— start TASK MATERIAL —

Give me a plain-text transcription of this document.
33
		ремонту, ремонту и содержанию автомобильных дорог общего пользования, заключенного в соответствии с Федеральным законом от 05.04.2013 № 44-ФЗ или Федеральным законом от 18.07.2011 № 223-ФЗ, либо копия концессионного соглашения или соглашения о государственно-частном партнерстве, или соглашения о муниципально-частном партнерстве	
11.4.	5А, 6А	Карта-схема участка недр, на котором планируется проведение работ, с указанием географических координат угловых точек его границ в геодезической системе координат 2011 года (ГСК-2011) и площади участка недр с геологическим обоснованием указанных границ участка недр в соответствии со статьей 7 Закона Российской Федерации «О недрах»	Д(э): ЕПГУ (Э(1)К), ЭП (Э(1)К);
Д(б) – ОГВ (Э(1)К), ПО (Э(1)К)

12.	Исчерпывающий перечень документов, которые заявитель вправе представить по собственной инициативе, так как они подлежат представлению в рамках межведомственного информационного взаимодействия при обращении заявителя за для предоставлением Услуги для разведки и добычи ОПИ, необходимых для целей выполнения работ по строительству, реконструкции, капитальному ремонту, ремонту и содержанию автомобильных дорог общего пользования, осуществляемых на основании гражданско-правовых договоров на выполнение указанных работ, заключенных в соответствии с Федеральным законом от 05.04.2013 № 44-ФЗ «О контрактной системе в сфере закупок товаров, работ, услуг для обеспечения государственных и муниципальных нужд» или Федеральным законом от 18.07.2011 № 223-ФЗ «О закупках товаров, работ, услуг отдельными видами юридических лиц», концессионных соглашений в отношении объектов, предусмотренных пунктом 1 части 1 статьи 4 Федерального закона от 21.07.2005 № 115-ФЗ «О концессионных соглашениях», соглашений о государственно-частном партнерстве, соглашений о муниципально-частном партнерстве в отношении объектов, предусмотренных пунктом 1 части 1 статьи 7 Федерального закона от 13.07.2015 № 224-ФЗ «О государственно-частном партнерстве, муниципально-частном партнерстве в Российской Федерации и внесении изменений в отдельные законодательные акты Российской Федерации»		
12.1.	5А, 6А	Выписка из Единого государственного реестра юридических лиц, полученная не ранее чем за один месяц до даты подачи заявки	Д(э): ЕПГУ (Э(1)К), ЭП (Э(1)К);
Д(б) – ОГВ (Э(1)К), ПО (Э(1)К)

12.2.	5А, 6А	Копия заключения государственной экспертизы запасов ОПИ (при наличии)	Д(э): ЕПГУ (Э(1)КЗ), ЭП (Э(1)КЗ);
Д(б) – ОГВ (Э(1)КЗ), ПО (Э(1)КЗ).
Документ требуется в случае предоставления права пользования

— end TASK MATERIAL —

PROBLEM TO WORK ON
Copy out every entry again, exactly as it was given.

EXERCISE RESPONSE
Give me a plain-text transcription of this document.
33
		ремонту, ремонту и содержанию автомобильных дорог общего пользования, заключенного в соответствии с Федеральным законом от 05.04.2013 № 44-ФЗ или Федеральным законом от 18.07.2011 № 223-ФЗ, либо копия концессионного соглашения или соглашения о государственно-частном партнерстве, или соглашения о муниципально-частном партнерстве	
11.4.	5А, 6А	Карта-схема участка недр, на котором планируется проведение работ, с указанием географических координат угловых точек его границ в геодезической системе координат 2011 года (ГСК-2011) и площади участка недр с геологическим обоснованием указанных границ участка недр в соответствии со статьей 7 Закона Российской Федерации «О недрах»	Д(э): ЕПГУ (Э(1)К), ЭП (Э(1)К);
Д(б) – ОГВ (Э(1)К), ПО (Э(1)К)

12.	Исчерпывающий перечень документов, которые заявитель вправе представить по собственной инициативе, так как они подлежат представлению в рамках межведомственного информационного взаимодействия при обращении заявителя за для предоставлением Услуги для разведки и добычи ОПИ, необходимых для целей выполнения работ по строительству, реконструкции, капитальному ремонту, ремонту и содержанию автомобильных дорог общего пользования, осуществляемых на основании гражданско-правовых договоров на выполнение указанных работ, заключенных в соответствии с Федеральным законом от 05.04.2013 № 44-ФЗ «О контрактной системе в сфере закупок товаров, работ, услуг для обеспечения государственных и муниципальных нужд» или Федеральным законом от 18.07.2011 № 223-ФЗ «О закупках товаров, работ, услуг отдельными видами юридических лиц», концессионных соглашений в отношении объектов, предусмотренных пунктом 1 части 1 статьи 4 Федерального закона от 21.07.2005 № 115-ФЗ «О концессионных соглашениях», соглашений о государственно-частном партнерстве, соглашений о муниципально-частном партнерстве в отношении объектов, предусмотренных пунктом 1 части 1 статьи 7 Федерального закона от 13.07.2015 № 224-ФЗ «О государственно-частном партнерстве, муниципально-частном партнерстве в Российской Федерации и внесении изменений в отдельные законодательные акты Российской Федерации»		
12.1.	5А, 6А	Выписка из Единого государственного реестра юридических лиц, полученная не ранее чем за один месяц до даты подачи заявки	Д(э): ЕПГУ (Э(1)К), ЭП (Э(1)К);
Д(б) – ОГВ (Э(1)К), ПО (Э(1)К)

12.2.	5А, 6А	Копия заключения государственной экспертизы запасов ОПИ (при наличии)	Д(э): ЕПГУ (Э(1)КЗ), ЭП (Э(1)КЗ);
Д(б) – ОГВ (Э(1)КЗ), ПО (Э(1)КЗ).
Документ требуется в случае предоставления права пользования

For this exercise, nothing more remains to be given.